Copy every line with the string "Margin" in it.

(Extracts from a graphics dataset)

-----

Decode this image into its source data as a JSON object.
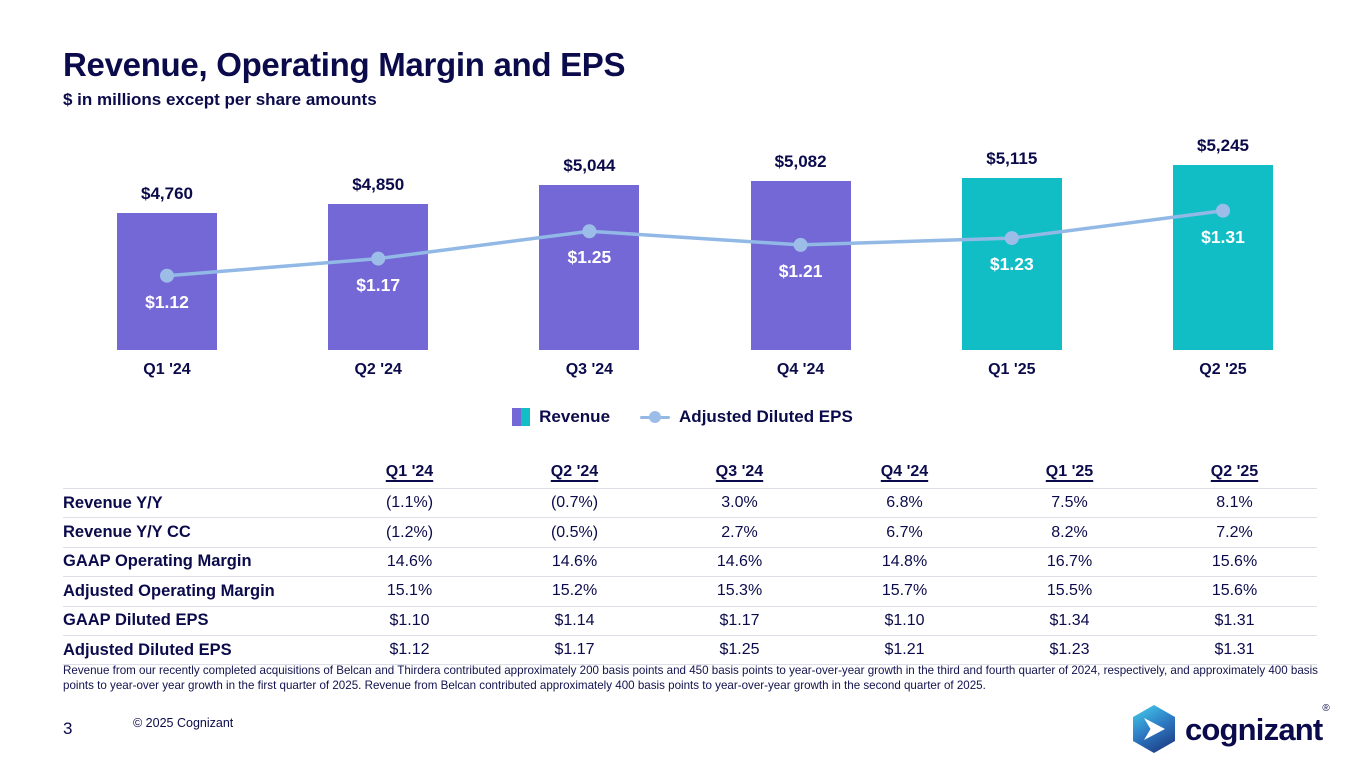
{
  "slide": {
    "title": "Revenue, Operating Margin and EPS",
    "subtitle": "$ in millions except per share amounts",
    "page_number": "3",
    "copyright": "© 2025 Cognizant",
    "footnote": "Revenue from our recently completed acquisitions of Belcan and Thirdera contributed approximately 200 basis points and 450 basis points to year-over-year growth in the third and fourth quarter of 2024, respectively, and approximately 400 basis points to year-over year growth in the first quarter of 2025.  Revenue from Belcan contributed approximately 400 basis points to year-over-year growth in the second quarter of 2025.",
    "logo_text": "cognizant",
    "logo_reg": "®"
  },
  "colors": {
    "navy": "#0b0b4b",
    "purple": "#7468d6",
    "teal": "#12bec6",
    "line": "#92b9e6",
    "dot": "#9dbde9"
  },
  "chart_data": {
    "type": "bar",
    "subtype": "bar+line combo",
    "categories": [
      "Q1 '24",
      "Q2 '24",
      "Q3 '24",
      "Q4 '24",
      "Q1 '25",
      "Q2 '25"
    ],
    "series": [
      {
        "name": "Revenue",
        "type": "bar",
        "values": [
          4760,
          4850,
          5044,
          5082,
          5115,
          5245
        ],
        "labels": [
          "$4,760",
          "$4,850",
          "$5,044",
          "$5,082",
          "$5,115",
          "$5,245"
        ],
        "colors": [
          "#7468d6",
          "#7468d6",
          "#7468d6",
          "#7468d6",
          "#12bec6",
          "#12bec6"
        ]
      },
      {
        "name": "Adjusted Diluted EPS",
        "type": "line",
        "values": [
          1.12,
          1.17,
          1.25,
          1.21,
          1.23,
          1.31
        ],
        "labels": [
          "$1.12",
          "$1.17",
          "$1.25",
          "$1.21",
          "$1.23",
          "$1.31"
        ]
      }
    ],
    "legend": [
      "Revenue",
      "Adjusted Diluted EPS"
    ],
    "legend_position": "bottom",
    "grid": false,
    "axes_shown": false
  },
  "table": {
    "columns": [
      "Q1 '24",
      "Q2 '24",
      "Q3 '24",
      "Q4 '24",
      "Q1 '25",
      "Q2 '25"
    ],
    "rows": [
      {
        "label": "Revenue Y/Y",
        "values": [
          "(1.1%)",
          "(0.7%)",
          "3.0%",
          "6.8%",
          "7.5%",
          "8.1%"
        ]
      },
      {
        "label": "Revenue Y/Y CC",
        "values": [
          "(1.2%)",
          "(0.5%)",
          "2.7%",
          "6.7%",
          "8.2%",
          "7.2%"
        ]
      },
      {
        "label": "GAAP Operating Margin",
        "values": [
          "14.6%",
          "14.6%",
          "14.6%",
          "14.8%",
          "16.7%",
          "15.6%"
        ]
      },
      {
        "label": "Adjusted Operating Margin",
        "values": [
          "15.1%",
          "15.2%",
          "15.3%",
          "15.7%",
          "15.5%",
          "15.6%"
        ]
      },
      {
        "label": "GAAP Diluted EPS",
        "values": [
          "$1.10",
          "$1.14",
          "$1.17",
          "$1.10",
          "$1.34",
          "$1.31"
        ]
      },
      {
        "label": "Adjusted Diluted EPS",
        "values": [
          "$1.12",
          "$1.17",
          "$1.25",
          "$1.21",
          "$1.23",
          "$1.31"
        ]
      }
    ]
  }
}
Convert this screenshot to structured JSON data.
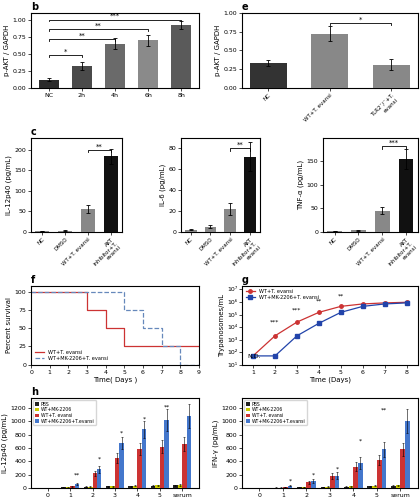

-----

In response:
    "title": "Revenue, Operating Margin and EPS",
        "label": "GAAP Operating Margin",
        "label": "Adjusted Operating Margin",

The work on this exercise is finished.